(Stored records)
** BEGIN **

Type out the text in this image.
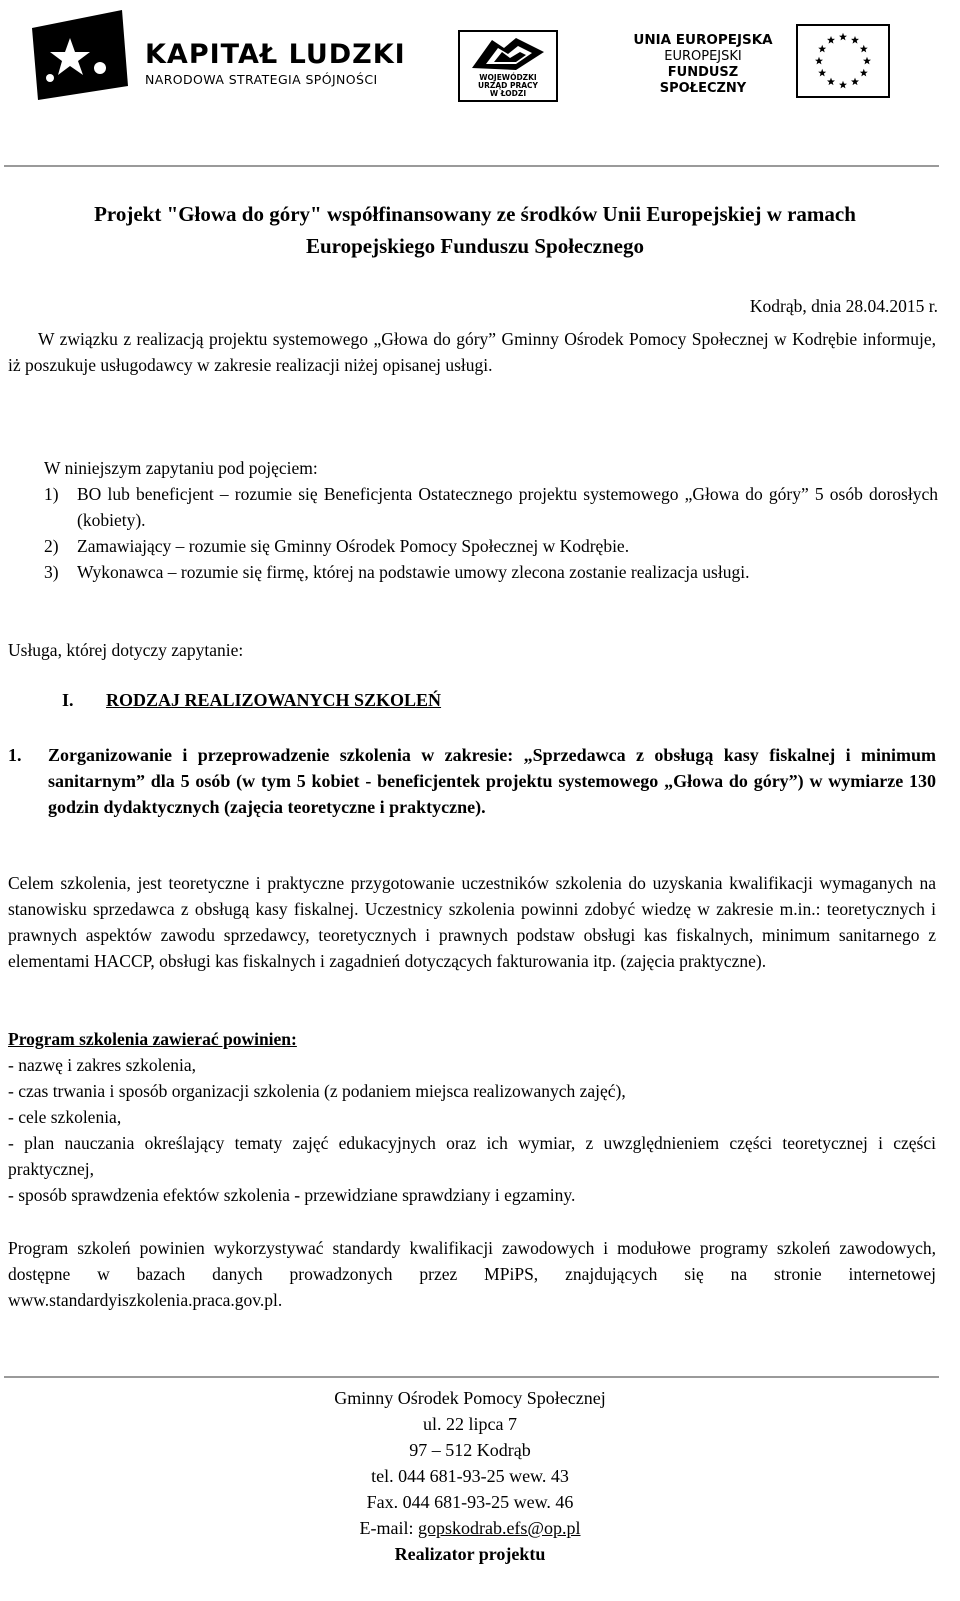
KAPITAŁ LUDZKI
NARODOWA STRATEGIA SPÓJNOŚCI	WOJEWÓDZKI
URZĄD PRACY
W ŁODZI
UNIA EUROPEJSKA
EUROPEJSKI
FUNDUSZ SPOŁECZNY
Projekt "Głowa do góry" współfinansowany ze środków Unii Europejskiej w ramach
Europejskiego Funduszu Społecznego
Kodrąb, dnia 28.04.2015 r.
W związku z realizacją projektu systemowego „Głowa do góry” Gminny Ośrodek Pomocy Społecznej w Kodrębie informuje, iż poszukuje usługodawcy w zakresie realizacji niżej opisanej usługi.
W niniejszym zapytaniu pod pojęciem:
1) BO lub beneficjent – rozumie się Beneficjenta Ostatecznego projektu systemowego „Głowa do góry” 5 osób dorosłych (kobiety).
2) Zamawiający – rozumie się Gminny Ośrodek Pomocy Społecznej w Kodrębie.
3) Wykonawca – rozumie się firmę, której na podstawie umowy zlecona zostanie realizacja usługi.
Usługa, której dotyczy zapytanie:
I. RODZAJ REALIZOWANYCH SZKOLEŃ
1. Zorganizowanie i przeprowadzenie szkolenia w zakresie: „Sprzedawca z obsługą kasy fiskalnej i minimum sanitarnym” dla 5 osób (w tym 5 kobiet - beneficjentek projektu systemowego „Głowa do góry”) w wymiarze 130 godzin dydaktycznych (zajęcia teoretyczne i praktyczne).
Celem szkolenia, jest teoretyczne i praktyczne przygotowanie uczestników szkolenia do uzyskania kwalifikacji wymaganych na stanowisku sprzedawca z obsługą kasy fiskalnej. Uczestnicy szkolenia powinni zdobyć wiedzę w zakresie m.in.: teoretycznych i prawnych aspektów zawodu sprzedawcy, teoretycznych i prawnych podstaw obsługi kas fiskalnych, minimum sanitarnego z elementami HACCP, obsługi kas fiskalnych i zagadnień dotyczących fakturowania itp. (zajęcia praktyczne).
Program szkolenia zawierać powinien:
- nazwę i zakres szkolenia,
- czas trwania i sposób organizacji szkolenia (z podaniem miejsca realizowanych zajęć),
- cele szkolenia,
- plan nauczania określający tematy zajęć edukacyjnych oraz ich wymiar, z uwzględnieniem części teoretycznej i części praktycznej,
- sposób sprawdzenia efektów szkolenia - przewidziane sprawdziany i egzaminy.
Program szkoleń powinien wykorzystywać standardy kwalifikacji zawodowych i modułowe programy szkoleń zawodowych, dostępne w bazach danych prowadzonych przez MPiPS, znajdujących się na stronie internetowej www.standardyiszkolenia.praca.gov.pl.
Gminny Ośrodek Pomocy Społecznej
ul. 22 lipca 7
97 – 512 Kodrąb
tel. 044 681-93-25 wew. 43
Fax. 044 681-93-25 wew. 46
E-mail: gopskodrab.efs@op.pl
Realizator projektu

** END **

Collect, from the material above, every line containing the word "Ośrodek".

◆ In response:
W związku z realizacją projektu systemowego „Głowa do góry” Gminny Ośrodek Pomocy Społecznej w Kodrębie informuje, iż poszukuje usługodawcy w zakresie realizacji niżej opisanej usługi.
2) Zamawiający – rozumie się Gminny Ośrodek Pomocy Społecznej w Kodrębie.
Gminny Ośrodek Pomocy Społecznej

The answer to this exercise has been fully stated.